**What is required**:
Find each line with the word "AutoStack" and copy it.

***** Supplied material *****

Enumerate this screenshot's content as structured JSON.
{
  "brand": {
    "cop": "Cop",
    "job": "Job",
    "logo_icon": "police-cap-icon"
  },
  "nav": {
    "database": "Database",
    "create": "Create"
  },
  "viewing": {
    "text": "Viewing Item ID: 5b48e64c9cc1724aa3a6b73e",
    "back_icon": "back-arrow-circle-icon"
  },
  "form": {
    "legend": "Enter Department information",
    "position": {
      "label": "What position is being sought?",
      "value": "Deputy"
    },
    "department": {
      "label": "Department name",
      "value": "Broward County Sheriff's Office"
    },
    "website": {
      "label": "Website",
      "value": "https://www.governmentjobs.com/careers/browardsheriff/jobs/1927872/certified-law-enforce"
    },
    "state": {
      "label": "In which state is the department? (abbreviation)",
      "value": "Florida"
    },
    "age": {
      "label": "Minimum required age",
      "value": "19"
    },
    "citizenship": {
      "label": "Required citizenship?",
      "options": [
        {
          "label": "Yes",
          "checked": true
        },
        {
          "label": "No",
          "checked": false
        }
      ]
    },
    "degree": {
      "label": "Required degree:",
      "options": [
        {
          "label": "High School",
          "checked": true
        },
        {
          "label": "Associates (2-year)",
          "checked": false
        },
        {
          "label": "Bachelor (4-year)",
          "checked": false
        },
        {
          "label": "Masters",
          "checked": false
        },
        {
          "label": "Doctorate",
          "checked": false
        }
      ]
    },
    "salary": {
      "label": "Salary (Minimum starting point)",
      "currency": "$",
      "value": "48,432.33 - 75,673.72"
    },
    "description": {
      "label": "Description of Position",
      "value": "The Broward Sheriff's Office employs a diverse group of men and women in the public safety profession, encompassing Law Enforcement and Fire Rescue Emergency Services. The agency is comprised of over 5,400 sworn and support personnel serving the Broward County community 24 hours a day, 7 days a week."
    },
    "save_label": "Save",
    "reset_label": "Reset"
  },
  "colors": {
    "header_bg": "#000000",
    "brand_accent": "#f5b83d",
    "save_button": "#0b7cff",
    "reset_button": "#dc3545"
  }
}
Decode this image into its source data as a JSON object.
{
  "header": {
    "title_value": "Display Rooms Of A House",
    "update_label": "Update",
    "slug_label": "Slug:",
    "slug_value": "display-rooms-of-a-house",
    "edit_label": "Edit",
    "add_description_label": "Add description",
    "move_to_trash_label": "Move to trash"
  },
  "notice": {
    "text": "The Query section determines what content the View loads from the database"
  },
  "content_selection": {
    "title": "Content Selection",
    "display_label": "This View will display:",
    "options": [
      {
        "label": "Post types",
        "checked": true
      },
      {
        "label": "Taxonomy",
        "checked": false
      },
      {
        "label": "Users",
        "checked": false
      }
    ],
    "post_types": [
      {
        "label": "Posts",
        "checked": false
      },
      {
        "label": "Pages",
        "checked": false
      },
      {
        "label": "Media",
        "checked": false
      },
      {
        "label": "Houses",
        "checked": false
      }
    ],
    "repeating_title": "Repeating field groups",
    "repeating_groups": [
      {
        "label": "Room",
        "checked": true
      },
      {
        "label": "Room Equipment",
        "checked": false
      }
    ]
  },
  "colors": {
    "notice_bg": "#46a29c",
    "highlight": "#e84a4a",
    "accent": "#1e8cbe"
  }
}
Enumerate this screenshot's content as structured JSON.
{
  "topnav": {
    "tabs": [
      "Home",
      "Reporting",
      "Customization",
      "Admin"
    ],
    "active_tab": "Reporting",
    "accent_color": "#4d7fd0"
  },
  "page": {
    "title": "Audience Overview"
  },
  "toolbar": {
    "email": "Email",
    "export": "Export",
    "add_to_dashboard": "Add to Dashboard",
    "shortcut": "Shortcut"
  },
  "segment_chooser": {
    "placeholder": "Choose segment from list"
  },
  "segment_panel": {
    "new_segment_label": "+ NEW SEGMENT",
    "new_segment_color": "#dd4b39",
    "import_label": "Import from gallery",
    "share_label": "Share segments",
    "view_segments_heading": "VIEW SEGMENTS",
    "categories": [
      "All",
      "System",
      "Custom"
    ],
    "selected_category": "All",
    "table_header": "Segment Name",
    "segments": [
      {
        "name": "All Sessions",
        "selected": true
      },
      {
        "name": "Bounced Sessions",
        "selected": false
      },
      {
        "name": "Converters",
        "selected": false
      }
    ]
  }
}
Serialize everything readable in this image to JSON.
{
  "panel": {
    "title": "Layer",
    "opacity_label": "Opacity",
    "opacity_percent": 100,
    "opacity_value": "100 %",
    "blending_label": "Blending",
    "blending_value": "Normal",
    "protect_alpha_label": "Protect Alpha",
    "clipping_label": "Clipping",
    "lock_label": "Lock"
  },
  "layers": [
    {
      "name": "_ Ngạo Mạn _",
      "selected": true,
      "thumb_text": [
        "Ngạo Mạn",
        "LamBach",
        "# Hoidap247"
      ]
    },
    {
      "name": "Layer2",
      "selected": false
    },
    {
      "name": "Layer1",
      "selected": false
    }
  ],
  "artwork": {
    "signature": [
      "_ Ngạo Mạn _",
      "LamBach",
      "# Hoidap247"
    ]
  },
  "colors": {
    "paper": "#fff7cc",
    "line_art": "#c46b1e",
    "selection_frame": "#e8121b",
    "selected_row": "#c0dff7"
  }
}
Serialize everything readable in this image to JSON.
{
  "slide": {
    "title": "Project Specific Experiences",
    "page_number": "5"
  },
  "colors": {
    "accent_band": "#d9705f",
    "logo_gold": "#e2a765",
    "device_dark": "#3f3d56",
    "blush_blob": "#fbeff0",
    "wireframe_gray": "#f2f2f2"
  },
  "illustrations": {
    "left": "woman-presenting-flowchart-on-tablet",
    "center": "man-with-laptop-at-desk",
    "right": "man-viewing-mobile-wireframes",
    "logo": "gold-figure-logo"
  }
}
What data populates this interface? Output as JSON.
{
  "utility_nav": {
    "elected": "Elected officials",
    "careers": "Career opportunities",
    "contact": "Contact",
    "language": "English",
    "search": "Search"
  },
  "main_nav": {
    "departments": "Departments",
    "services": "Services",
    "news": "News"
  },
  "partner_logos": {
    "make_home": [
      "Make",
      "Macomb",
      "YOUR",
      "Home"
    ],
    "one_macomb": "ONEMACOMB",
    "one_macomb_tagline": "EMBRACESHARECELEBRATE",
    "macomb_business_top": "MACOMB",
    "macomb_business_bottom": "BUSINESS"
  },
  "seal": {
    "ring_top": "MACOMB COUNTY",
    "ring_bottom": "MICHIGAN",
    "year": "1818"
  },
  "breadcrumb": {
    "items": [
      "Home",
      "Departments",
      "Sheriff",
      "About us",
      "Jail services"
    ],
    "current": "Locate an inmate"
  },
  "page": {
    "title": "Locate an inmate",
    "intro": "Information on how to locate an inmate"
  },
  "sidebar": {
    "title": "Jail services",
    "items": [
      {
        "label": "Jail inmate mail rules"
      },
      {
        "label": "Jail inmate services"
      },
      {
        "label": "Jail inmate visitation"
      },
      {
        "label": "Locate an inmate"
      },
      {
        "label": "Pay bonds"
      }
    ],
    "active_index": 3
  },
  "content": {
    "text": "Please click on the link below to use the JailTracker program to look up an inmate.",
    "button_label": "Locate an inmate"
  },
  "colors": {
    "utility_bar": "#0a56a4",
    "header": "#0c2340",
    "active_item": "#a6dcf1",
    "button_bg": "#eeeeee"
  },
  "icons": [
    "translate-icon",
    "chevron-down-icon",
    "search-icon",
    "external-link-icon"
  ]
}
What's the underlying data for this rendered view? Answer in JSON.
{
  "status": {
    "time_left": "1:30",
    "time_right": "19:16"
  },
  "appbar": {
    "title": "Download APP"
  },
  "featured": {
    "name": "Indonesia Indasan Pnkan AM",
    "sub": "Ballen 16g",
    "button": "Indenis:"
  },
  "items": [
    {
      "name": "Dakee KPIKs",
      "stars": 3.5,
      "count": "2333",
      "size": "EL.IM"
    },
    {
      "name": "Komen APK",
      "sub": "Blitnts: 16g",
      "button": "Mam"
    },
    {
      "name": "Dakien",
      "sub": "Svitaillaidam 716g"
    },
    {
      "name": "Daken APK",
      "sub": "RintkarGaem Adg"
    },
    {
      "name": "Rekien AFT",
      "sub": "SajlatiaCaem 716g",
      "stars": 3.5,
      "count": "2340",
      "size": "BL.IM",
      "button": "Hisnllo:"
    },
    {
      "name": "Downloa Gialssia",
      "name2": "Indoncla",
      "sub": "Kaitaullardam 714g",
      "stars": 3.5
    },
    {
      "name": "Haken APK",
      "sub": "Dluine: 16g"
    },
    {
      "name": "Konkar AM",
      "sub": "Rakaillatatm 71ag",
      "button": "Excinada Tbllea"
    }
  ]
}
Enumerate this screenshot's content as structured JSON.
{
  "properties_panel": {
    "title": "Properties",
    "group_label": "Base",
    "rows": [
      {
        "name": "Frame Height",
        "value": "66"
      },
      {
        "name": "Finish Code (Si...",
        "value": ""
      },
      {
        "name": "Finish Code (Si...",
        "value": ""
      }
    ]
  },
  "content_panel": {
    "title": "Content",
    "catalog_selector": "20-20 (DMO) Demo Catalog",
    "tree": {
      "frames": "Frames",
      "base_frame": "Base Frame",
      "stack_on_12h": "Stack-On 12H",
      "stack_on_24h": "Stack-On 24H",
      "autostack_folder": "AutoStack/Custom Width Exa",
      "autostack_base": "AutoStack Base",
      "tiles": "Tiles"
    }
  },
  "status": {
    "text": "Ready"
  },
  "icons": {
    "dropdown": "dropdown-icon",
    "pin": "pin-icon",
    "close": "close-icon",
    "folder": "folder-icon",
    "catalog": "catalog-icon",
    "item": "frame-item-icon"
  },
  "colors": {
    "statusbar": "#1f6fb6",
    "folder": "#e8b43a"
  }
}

*****

**Result for this task**:
      "autostack_folder": "AutoStack/Custom Width Exa",
      "autostack_base": "AutoStack Base",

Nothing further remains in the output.